-- What you need to do --
No images are to be carried over; print all other material exactly as it stands.

-- Information given --
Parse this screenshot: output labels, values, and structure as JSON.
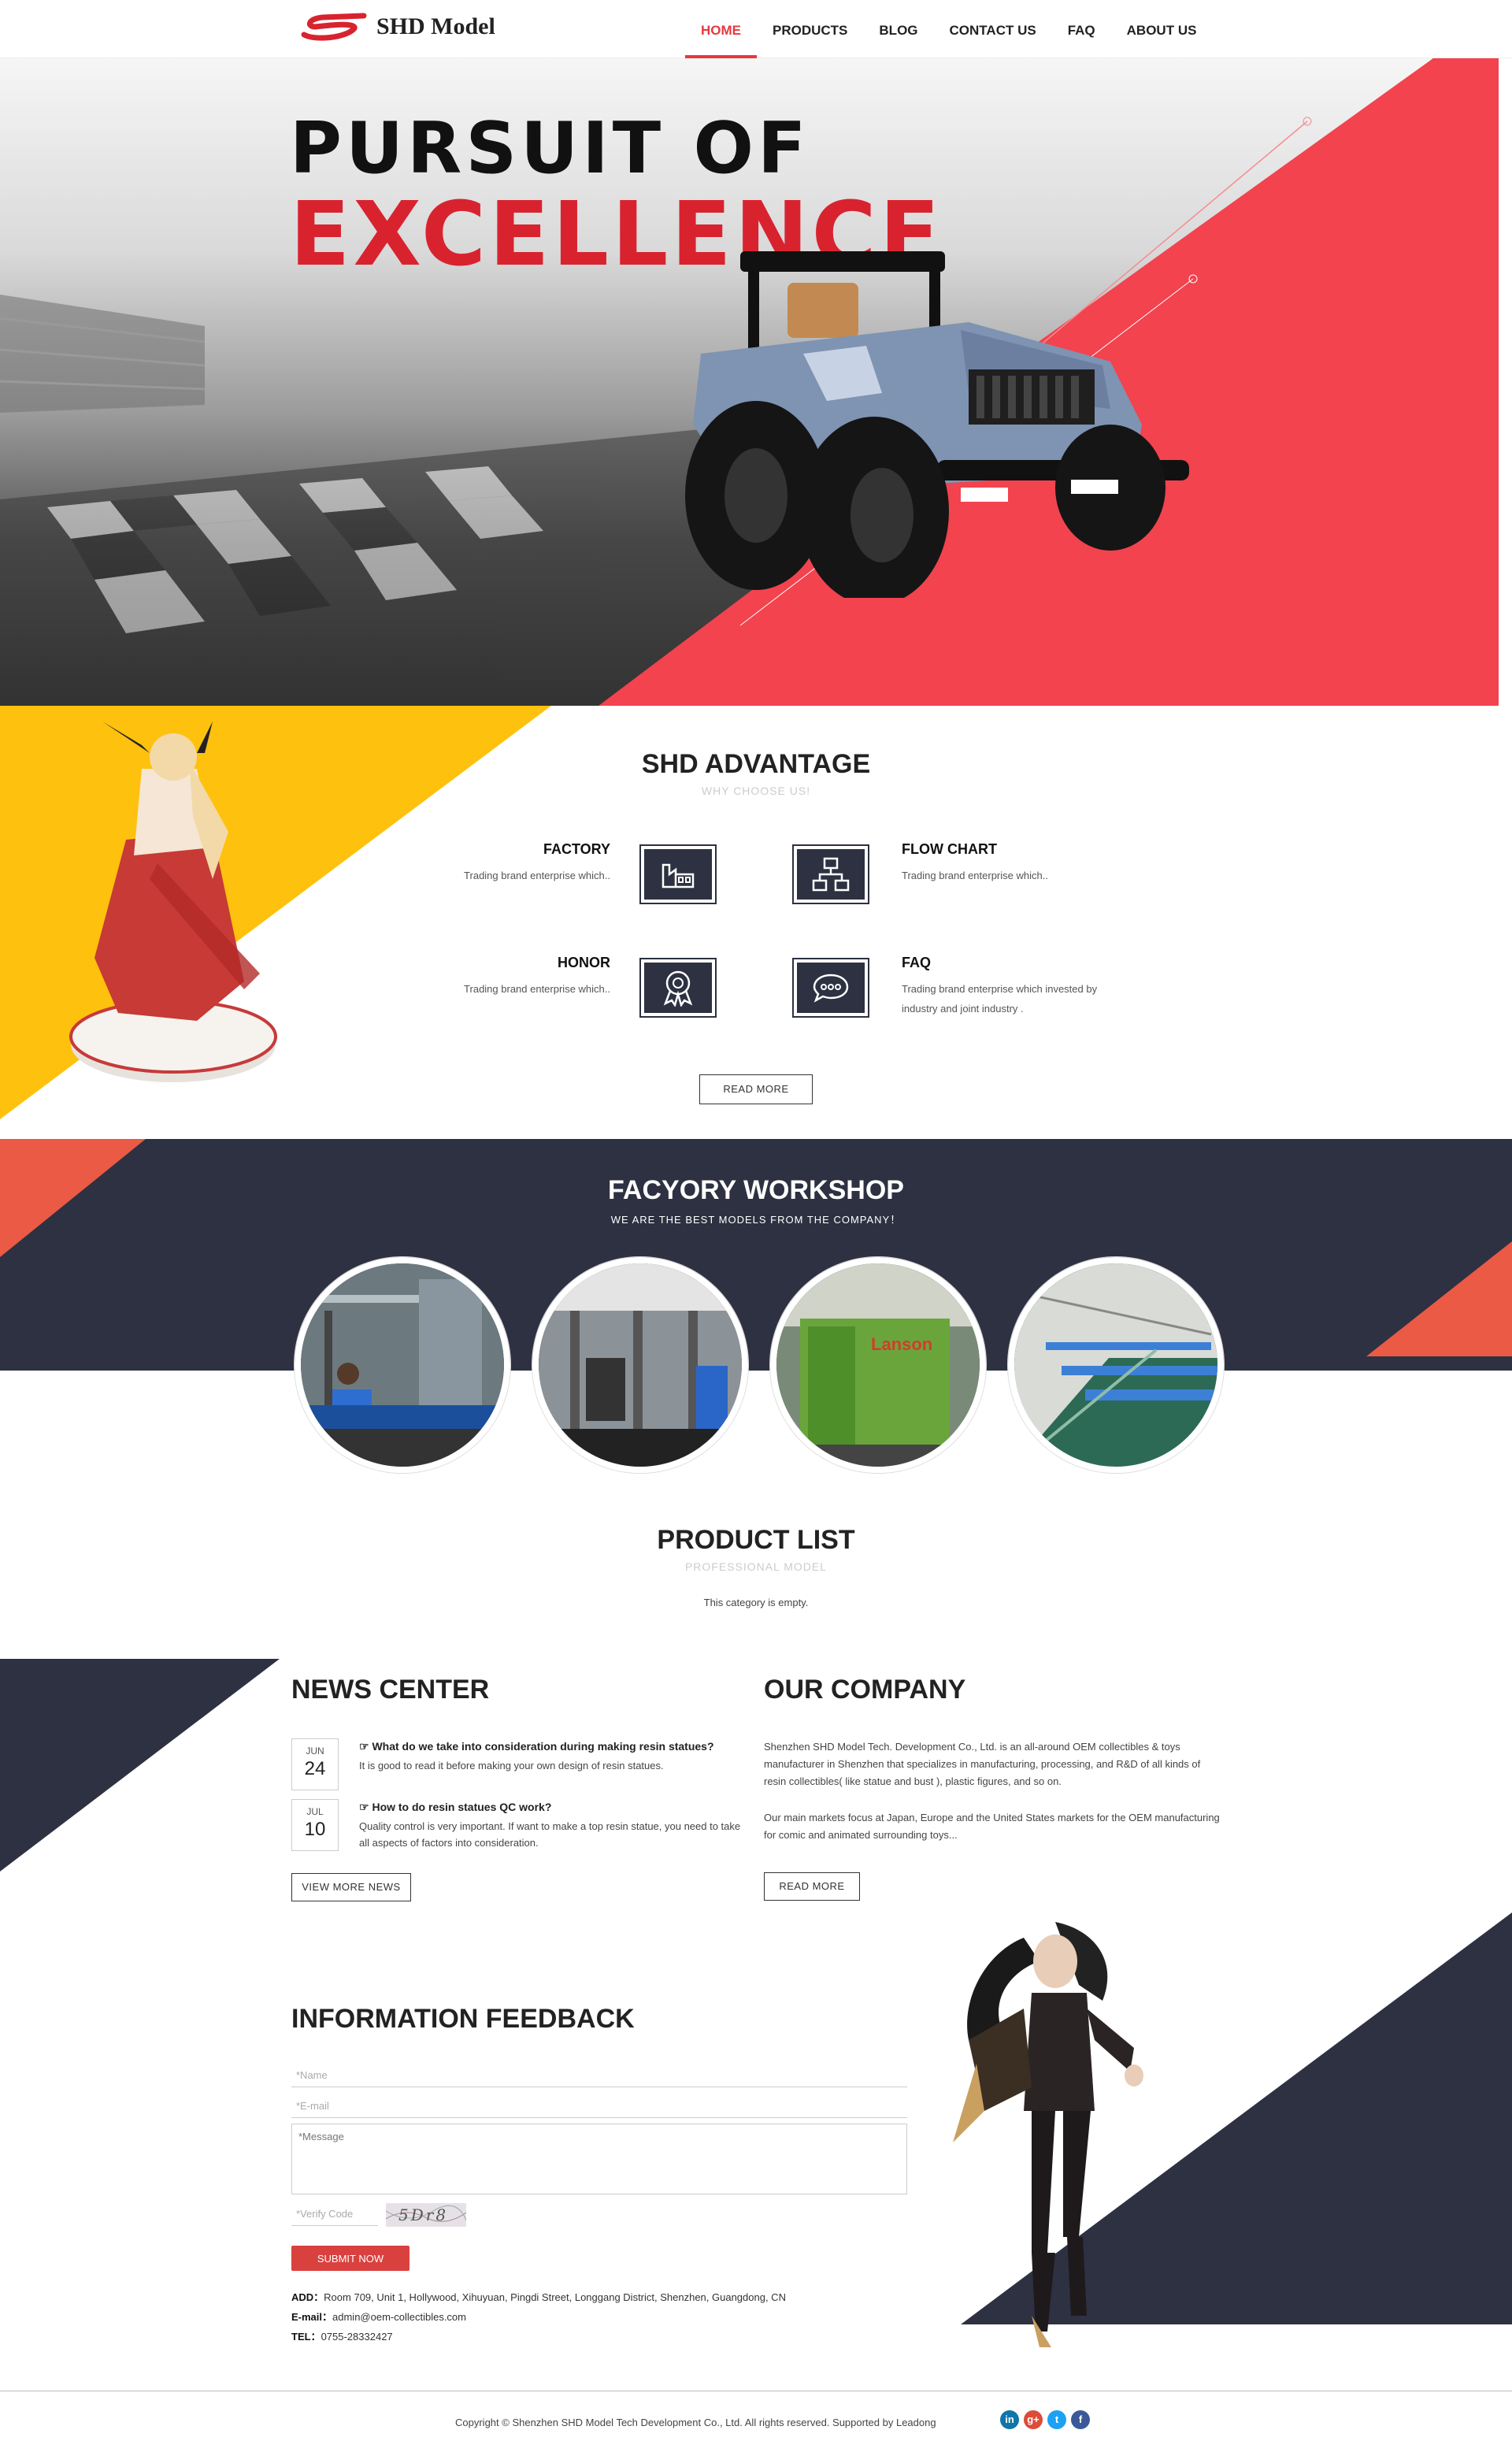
{
  "brand": {
    "name": "SHD Model",
    "logo_mark": "SS",
    "accent": "#e8373f"
  },
  "nav": {
    "items": [
      {
        "label": "HOME",
        "active": true
      },
      {
        "label": "PRODUCTS",
        "active": false
      },
      {
        "label": "BLOG",
        "active": false
      },
      {
        "label": "CONTACT US",
        "active": false
      },
      {
        "label": "FAQ",
        "active": false
      },
      {
        "label": "ABOUT US",
        "active": false
      }
    ]
  },
  "hero": {
    "line1": "PURSUIT OF",
    "line2": "EXCELLENCE"
  },
  "advantage": {
    "title": "SHD ADVANTAGE",
    "subtitle": "WHY CHOOSE US!",
    "items": [
      {
        "title": "FACTORY",
        "text": "Trading brand enterprise which..",
        "icon": "factory-icon"
      },
      {
        "title": "FLOW CHART",
        "text": "Trading brand enterprise which..",
        "icon": "flow-chart-icon"
      },
      {
        "title": "HONOR",
        "text": "Trading brand enterprise which..",
        "icon": "medal-icon"
      },
      {
        "title": "FAQ",
        "text": "Trading brand enterprise which invested by industry and joint industry .",
        "icon": "chat-bubble-icon"
      }
    ],
    "button": "READ MORE"
  },
  "workshop": {
    "title": "FACYORY WORKSHOP",
    "subtitle": "WE ARE THE BEST MODELS FROM THE COMPANY！",
    "photos": [
      "Lanson"
    ]
  },
  "products": {
    "title": "PRODUCT LIST",
    "subtitle": "PROFESSIONAL MODEL",
    "empty": "This category is empty."
  },
  "news": {
    "title": "NEWS CENTER",
    "items": [
      {
        "month": "JUN",
        "day": "24",
        "title": "What do we take into consideration during making resin statues?",
        "text": "It is good to read it before making your own design of resin statues."
      },
      {
        "month": "JUL",
        "day": "10",
        "title": "How to do resin statues QC work?",
        "text": "Quality control is very important. If want to make a top resin statue, you need to take all aspects of factors into consideration."
      }
    ],
    "button": "VIEW MORE NEWS"
  },
  "company": {
    "title": "OUR COMPANY",
    "p1": "Shenzhen SHD Model Tech. Development Co., Ltd. is an all-around OEM collectibles & toys manufacturer in Shenzhen that specializes in manufacturing, processing, and R&D of all kinds of resin collectibles( like statue and bust ), plastic figures, and so on.",
    "p2": "Our main markets focus at Japan, Europe and the United States markets for the OEM manufacturing for comic and animated surrounding toys...",
    "button": "READ MORE"
  },
  "feedback": {
    "title": "INFORMATION FEEDBACK",
    "name_placeholder": "*Name",
    "email_placeholder": "*E-mail",
    "message_placeholder": "*Message",
    "code_placeholder": "*Verify Code",
    "captcha": "5Dr8",
    "submit": "SUBMIT NOW"
  },
  "contact": {
    "add_label": "ADD：",
    "add": "Room 709, Unit 1, Hollywood, Xihuyuan, Pingdi Street, Longgang District, Shenzhen, Guangdong, CN",
    "email_label": "E-mail：",
    "email": "admin@oem-collectibles.com",
    "tel_label": "TEL：",
    "tel": "0755-28332427"
  },
  "footer": {
    "copyright": "Copyright © Shenzhen SHD Model Tech Development Co., Ltd. All rights reserved. Supported by Leadong",
    "social": [
      {
        "icon": "linkedin-icon",
        "glyph": "in",
        "color": "#0e76a8"
      },
      {
        "icon": "google-plus-icon",
        "glyph": "g+",
        "color": "#dd4b39"
      },
      {
        "icon": "twitter-icon",
        "glyph": "t",
        "color": "#1da1f2"
      },
      {
        "icon": "facebook-icon",
        "glyph": "f",
        "color": "#3b5998"
      }
    ]
  },
  "colors": {
    "navy": "#2d3141",
    "red": "#f2434e",
    "yellow": "#fec10e",
    "coral": "#ea5a45"
  }
}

-- Solution to this problem --
Parse this screenshot: output labels, values, and structure as JSON.
{
  "brand": {
    "name": "SHD Model",
    "logo_mark": "SS",
    "accent": "#e8373f"
  },
  "nav": {
    "items": [
      {
        "label": "HOME",
        "active": true
      },
      {
        "label": "PRODUCTS",
        "active": false
      },
      {
        "label": "BLOG",
        "active": false
      },
      {
        "label": "CONTACT US",
        "active": false
      },
      {
        "label": "FAQ",
        "active": false
      },
      {
        "label": "ABOUT US",
        "active": false
      }
    ]
  },
  "hero": {
    "line1": "PURSUIT OF",
    "line2": "EXCELLENCE"
  },
  "advantage": {
    "title": "SHD ADVANTAGE",
    "subtitle": "WHY CHOOSE US!",
    "items": [
      {
        "title": "FACTORY",
        "text": "Trading brand enterprise which..",
        "icon": "factory-icon"
      },
      {
        "title": "FLOW CHART",
        "text": "Trading brand enterprise which..",
        "icon": "flow-chart-icon"
      },
      {
        "title": "HONOR",
        "text": "Trading brand enterprise which..",
        "icon": "medal-icon"
      },
      {
        "title": "FAQ",
        "text": "Trading brand enterprise which invested by industry and joint industry .",
        "icon": "chat-bubble-icon"
      }
    ],
    "button": "READ MORE"
  },
  "workshop": {
    "title": "FACYORY WORKSHOP",
    "subtitle": "WE ARE THE BEST MODELS FROM THE COMPANY！",
    "photos": [
      "Lanson"
    ]
  },
  "products": {
    "title": "PRODUCT LIST",
    "subtitle": "PROFESSIONAL MODEL",
    "empty": "This category is empty."
  },
  "news": {
    "title": "NEWS CENTER",
    "items": [
      {
        "month": "JUN",
        "day": "24",
        "title": "What do we take into consideration during making resin statues?",
        "text": "It is good to read it before making your own design of resin statues."
      },
      {
        "month": "JUL",
        "day": "10",
        "title": "How to do resin statues QC work?",
        "text": "Quality control is very important. If want to make a top resin statue, you need to take all aspects of factors into consideration."
      }
    ],
    "button": "VIEW MORE NEWS"
  },
  "company": {
    "title": "OUR COMPANY",
    "p1": "Shenzhen SHD Model Tech. Development Co., Ltd. is an all-around OEM collectibles & toys manufacturer in Shenzhen that specializes in manufacturing, processing, and R&D of all kinds of resin collectibles( like statue and bust ), plastic figures, and so on.",
    "p2": "Our main markets focus at Japan, Europe and the United States markets for the OEM manufacturing for comic and animated surrounding toys...",
    "button": "READ MORE"
  },
  "feedback": {
    "title": "INFORMATION FEEDBACK",
    "name_placeholder": "*Name",
    "email_placeholder": "*E-mail",
    "message_placeholder": "*Message",
    "code_placeholder": "*Verify Code",
    "captcha": "5Dr8",
    "submit": "SUBMIT NOW"
  },
  "contact": {
    "add_label": "ADD：",
    "add": "Room 709, Unit 1, Hollywood, Xihuyuan, Pingdi Street, Longgang District, Shenzhen, Guangdong, CN",
    "email_label": "E-mail：",
    "email": "admin@oem-collectibles.com",
    "tel_label": "TEL：",
    "tel": "0755-28332427"
  },
  "footer": {
    "copyright": "Copyright © Shenzhen SHD Model Tech Development Co., Ltd. All rights reserved. Supported by Leadong",
    "social": [
      {
        "icon": "linkedin-icon",
        "glyph": "in",
        "color": "#0e76a8"
      },
      {
        "icon": "google-plus-icon",
        "glyph": "g+",
        "color": "#dd4b39"
      },
      {
        "icon": "twitter-icon",
        "glyph": "t",
        "color": "#1da1f2"
      },
      {
        "icon": "facebook-icon",
        "glyph": "f",
        "color": "#3b5998"
      }
    ]
  },
  "colors": {
    "navy": "#2d3141",
    "red": "#f2434e",
    "yellow": "#fec10e",
    "coral": "#ea5a45"
  }
}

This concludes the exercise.